## DOCUMENT SEGMENT
# Jake, and my daughter's mouth



## Tao.and.Laughter (Jan 24, 2015)

This is the most hilarious thing I think I've ever seen. So lately, Jake has developed an obsession with my daughter's mouth. Well, her face in general, but specifically her mouth. Last night we're on the couch, and when he'd had enough of torturing me (previous post about biting, the little snot) he was trying to get inside her mouth. Once, she said "Ah" to see what he wanted and he started LICKING HER TEETH. 
Now, I understand some people are good with that. I grossed out. She laughed. I did laugh. She closed her mouth. And he promptly stuck his face INSIDE her nostril. And I laughed to the point of tears. Oh, I about died. 
Anyway, for the next 45 minutes or so he tried his darnedest to get back inside her mouth and her nose and kept pawing at her lips and just drove her nuts. I was no use, I couldn't do anything but laugh. And take a pic.


----------



## AdequateRat (Mar 12, 2015)

Hahaha. That's so cute. :3 

This is called Rodentistry. :3 

I have 8 boys and they all do this to me! Neil will pry my mouth open and lick my teeth/tongue.
Heh. :$


----------



## Tao.and.Laughter (Jan 24, 2015)

It's too funny. None of the rats, any of them, do it to either my husband or myself, and none of the other rats do it to her - It just Jake, and just her, and it just started. I couldn't stop laughing, even between her squeaks of help


----------



## Rhonwen (Dec 29, 2014)

Now that is pretty hilarious!! I've not experienced the prying open of lips and rodentistry... but then Alfie is a socially damaged rattie, and the babies haven't done it to me yet, although Houdini will sniff at my face, and he's already shown an interest in my lashes. -.-


----------



## Tao.and.Laughter (Jan 24, 2015)

I have a few facial piercings they've tried tugging at - "Can I take this? Is this mine?" but thankfully my glasses deter any lash interest... I don't think I'd like that one too much, their little nails are kind of pointy...


----------



## AdequateRat (Mar 12, 2015)

Hahaha, when Neil (He was the first one to start the trend -_-) did it to me for the first time, he pried my mouth open at random.. I was kind of in awe.
I was like, _does.. does this mean we're friends now?
_
I wish they had more research in behind why they actually do it.
Is it bonding? Are they just trying to eat the left over stuff in your mouth?

## WHAT IS BEING ASKED
Rewrite the forum thread about Jake from "# Jake, and" to "I about died.", changing "couch" to "sofa". These rows aren't needed for the work on this page.

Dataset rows

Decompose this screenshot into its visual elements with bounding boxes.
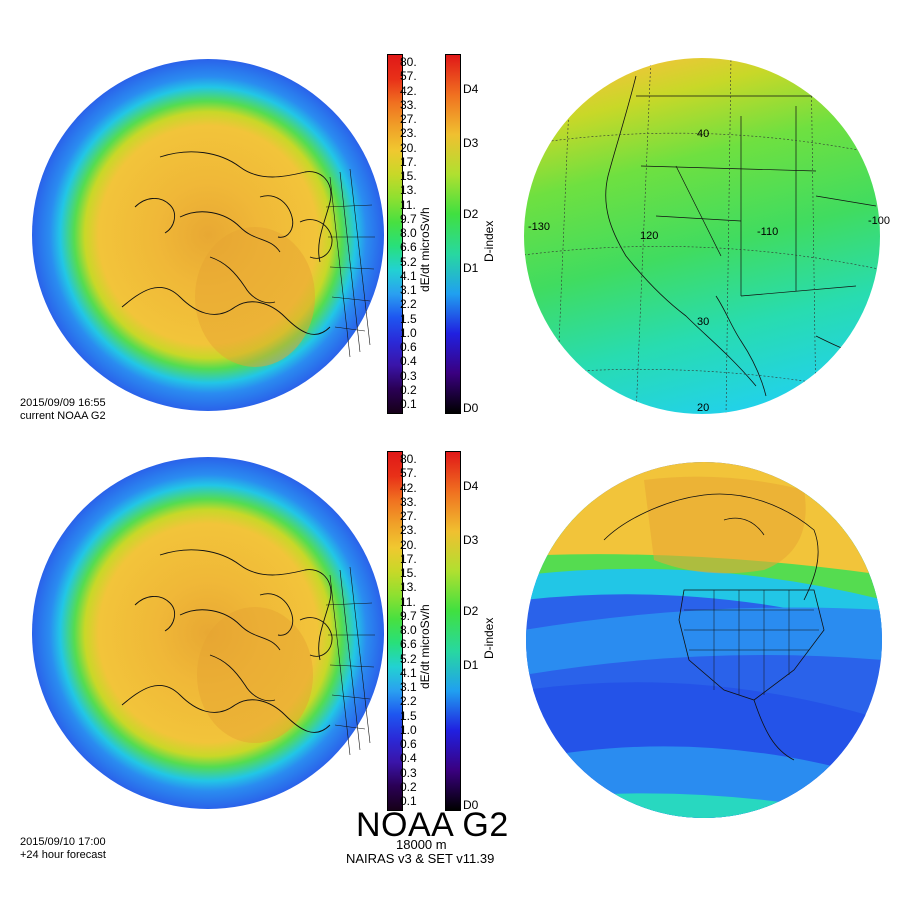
colorbar-tick-label: 6.6 — [400, 240, 417, 255]
dose-rate-axis-title: dE/dt microSv/h — [418, 207, 432, 292]
colorbar-tick-label: 11. — [400, 594, 416, 609]
colorbar-tick-label: 27. — [400, 509, 417, 523]
dose-rate-axis-title: dE/dt microSv/h — [418, 604, 432, 689]
colorbar-tick-label: 1.0 — [400, 722, 417, 737]
colorbar-tick-label: 4.1 — [400, 268, 417, 283]
colorbar-tick-label: 33. — [400, 97, 417, 112]
colorbar-tick-label: 2.2 — [400, 694, 417, 709]
timestamp: 2015/09/10 17:00 — [20, 836, 106, 848]
north-america-globe-forecast — [526, 462, 882, 818]
colorbar-tick-label: 4.1 — [400, 665, 417, 680]
dindex-tick-label: D4 — [463, 82, 479, 96]
colorbar-tick-label: 0.2 — [400, 779, 417, 794]
panel-stamp-current: 2015/09/09 16:55 current NOAA G2 — [20, 397, 106, 423]
caption: +24 hour forecast — [20, 849, 106, 861]
panel-stamp-forecast: 2015/09/10 17:00 +24 hour forecast — [20, 836, 106, 862]
coastline-outlines — [121, 549, 333, 733]
colorbar-tick-label: 57. — [400, 466, 417, 481]
colorbar-tick-label: 42. — [400, 83, 417, 98]
colorbar-tick-label: 9.7 — [400, 608, 417, 623]
colorbar-tick-label: 8.0 — [400, 623, 417, 637]
lon-label: -110 — [757, 226, 779, 238]
lat-label: 20 — [697, 402, 710, 414]
colorbar-tick-label: 5.2 — [400, 254, 417, 269]
colorbar-tick-label: 3.1 — [400, 680, 417, 694]
state-borders — [684, 590, 819, 695]
aurora-core — [197, 607, 313, 743]
dindex-tick-label: D1 — [463, 658, 479, 672]
dindex-tick-label: D0 — [463, 401, 479, 415]
colorbar-tick-label: 23. — [400, 126, 417, 141]
colorbar-tick-label: 15. — [400, 566, 417, 580]
dindex-tick-label: D1 — [463, 261, 479, 275]
colorbar-tick-label: 80. — [400, 55, 417, 69]
aurora-core — [195, 227, 315, 367]
colorbar-tick-label: 0.4 — [400, 751, 417, 766]
colorbar-tick-label: 0.3 — [400, 765, 417, 780]
polar-globe-current — [32, 59, 384, 411]
colorbar-tick-label: 9.7 — [400, 211, 417, 226]
dindex-tick-label: D2 — [463, 207, 479, 221]
dindex-tick-label: D3 — [463, 136, 479, 150]
graticule-grid — [325, 168, 375, 358]
colorbar-tick-label: 1.5 — [400, 708, 417, 723]
colorbar-tick-label: 0.6 — [400, 340, 417, 354]
colorbar-tick-label: 11. — [400, 197, 416, 212]
dindex-tick-label: D4 — [463, 479, 479, 493]
dose-rate-colorbar — [387, 54, 403, 414]
footer-model: NAIRAS v3 & SET v11.39 — [346, 851, 495, 866]
dindex-tick-label: D0 — [463, 798, 479, 812]
colorbar-tick-label: 23. — [400, 523, 417, 538]
colorbar-tick-label: 80. — [400, 452, 417, 466]
lat-label: 30 — [697, 316, 710, 328]
dindex-tick-label: D3 — [463, 533, 479, 547]
colorbar-tick-label: 42. — [400, 480, 417, 495]
colorbar-tick-label: 8.0 — [400, 226, 417, 240]
footer-altitude: 18000 m — [396, 837, 447, 852]
footer-title: NOAA G2 — [356, 806, 509, 844]
colorbar-tick-label: 0.2 — [400, 382, 417, 397]
dindex-axis-title: D-index — [482, 220, 496, 262]
colorbar-tick-label: 20. — [400, 140, 417, 155]
colorbar-tick-label: 2.2 — [400, 297, 417, 312]
timestamp: 2015/09/09 16:55 — [20, 397, 106, 409]
colorbar-tick-label: 3.1 — [400, 283, 417, 297]
colorbar-tick-label: 15. — [400, 169, 417, 183]
colorbar-tick-label: 5.2 — [400, 651, 417, 666]
graticule-grid — [325, 566, 375, 756]
colorbar-tick-label: 20. — [400, 537, 417, 552]
colorbar-tick-label: 0.1 — [400, 397, 417, 411]
dindex-axis-title: D-index — [482, 617, 496, 659]
coastline-outlines — [603, 493, 825, 761]
colorbar-tick-label: 57. — [400, 69, 417, 84]
regional-globe-current — [524, 58, 880, 414]
colorbar-tick-label: 13. — [400, 183, 417, 198]
colorbar-tick-label: 33. — [400, 494, 417, 509]
lon-label: -130 — [528, 221, 551, 233]
colorbar-tick-label: 6.6 — [400, 637, 417, 652]
colorbar-tick-label: 0.3 — [400, 368, 417, 383]
colorbar-tick-label: 0.4 — [400, 354, 417, 369]
colorbar-tick-label: 13. — [400, 580, 417, 595]
coastline-outlines — [121, 151, 333, 335]
polar-globe-forecast — [32, 457, 384, 809]
caption: current NOAA G2 — [20, 410, 106, 422]
colorbar-tick-label: 27. — [400, 112, 417, 126]
lat-label: 40 — [697, 128, 710, 140]
colorbar-tick-label: 0.6 — [400, 737, 417, 751]
colorbar-tick-label: 17. — [400, 551, 417, 566]
colorbar-tick-label: 1.5 — [400, 311, 417, 326]
colorbar-tick-label: 1.0 — [400, 325, 417, 340]
dose-rate-colorbar — [387, 451, 403, 811]
colorbar-tick-label: 17. — [400, 154, 417, 169]
colorbar-tick-label: 0.1 — [400, 794, 417, 808]
lon-label: 120 — [640, 230, 659, 242]
dindex-colorbar — [445, 54, 461, 414]
dindex-tick-label: D2 — [463, 604, 479, 618]
lon-label: -100 — [868, 215, 891, 227]
dindex-colorbar — [445, 451, 461, 811]
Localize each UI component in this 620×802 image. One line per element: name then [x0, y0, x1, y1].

## PROBLEM SOLUTION
# Jake, and my daughter's mouth



## Tao.and.Laughter (Jan 24, 2015)

This is the most hilarious thing I think I've ever seen. So lately, Jake has developed an obsession with my daughter's mouth. Well, her face in general, but specifically her mouth. Last night we're on the sofa, and when he'd had enough of torturing me (previous post about biting, the little snot) he was trying to get inside her mouth. Once, she said "Ah" to see what he wanted and he started LICKING HER TEETH. 
Now, I understand some people are good with that. I grossed out. She laughed. I did laugh. She closed her mouth. And he promptly stuck his face INSIDE her nostril. And I laughed to the point of tears. Oh, I about died.